Copy out the lines that include the word "Reset".

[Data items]
********************
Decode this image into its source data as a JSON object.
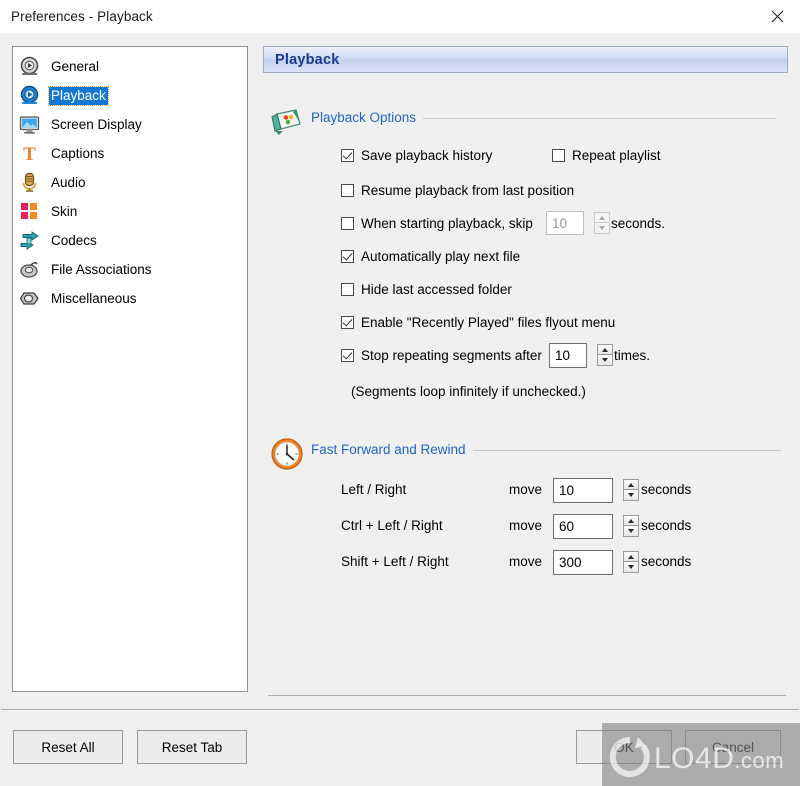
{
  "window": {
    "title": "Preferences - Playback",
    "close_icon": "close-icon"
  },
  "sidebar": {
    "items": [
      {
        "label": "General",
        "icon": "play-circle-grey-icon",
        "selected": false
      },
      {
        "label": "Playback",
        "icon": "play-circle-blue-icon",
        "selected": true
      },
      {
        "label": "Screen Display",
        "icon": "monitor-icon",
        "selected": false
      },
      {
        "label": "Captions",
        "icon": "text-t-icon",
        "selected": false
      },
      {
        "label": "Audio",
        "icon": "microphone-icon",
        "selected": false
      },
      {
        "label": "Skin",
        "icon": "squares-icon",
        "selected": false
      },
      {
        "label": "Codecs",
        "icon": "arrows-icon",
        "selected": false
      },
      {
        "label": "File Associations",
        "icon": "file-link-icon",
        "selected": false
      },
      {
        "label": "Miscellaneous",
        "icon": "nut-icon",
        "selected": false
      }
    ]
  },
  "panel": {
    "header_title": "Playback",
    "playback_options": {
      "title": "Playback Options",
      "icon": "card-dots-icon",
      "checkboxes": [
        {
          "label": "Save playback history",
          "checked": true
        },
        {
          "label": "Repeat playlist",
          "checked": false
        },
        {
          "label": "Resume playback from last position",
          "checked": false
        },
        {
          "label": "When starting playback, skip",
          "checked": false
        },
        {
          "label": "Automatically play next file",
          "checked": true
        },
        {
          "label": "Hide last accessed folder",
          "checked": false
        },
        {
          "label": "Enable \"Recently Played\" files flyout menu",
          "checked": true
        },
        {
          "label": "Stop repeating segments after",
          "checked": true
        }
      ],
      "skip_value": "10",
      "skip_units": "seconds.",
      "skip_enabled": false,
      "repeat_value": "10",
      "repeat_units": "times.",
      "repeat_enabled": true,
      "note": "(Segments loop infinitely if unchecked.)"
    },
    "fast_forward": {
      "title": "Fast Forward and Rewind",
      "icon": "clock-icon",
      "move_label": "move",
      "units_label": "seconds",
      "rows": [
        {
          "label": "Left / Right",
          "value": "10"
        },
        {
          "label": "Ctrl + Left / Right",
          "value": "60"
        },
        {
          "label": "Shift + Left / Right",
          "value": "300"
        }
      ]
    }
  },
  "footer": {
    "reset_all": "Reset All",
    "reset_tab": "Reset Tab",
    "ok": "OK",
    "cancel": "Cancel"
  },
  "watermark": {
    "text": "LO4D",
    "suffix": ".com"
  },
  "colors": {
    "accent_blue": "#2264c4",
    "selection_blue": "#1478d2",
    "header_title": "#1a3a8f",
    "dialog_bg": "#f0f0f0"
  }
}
********************
• Result of this task:
    "reset_all": "Reset All",
    "reset_tab": "Reset Tab",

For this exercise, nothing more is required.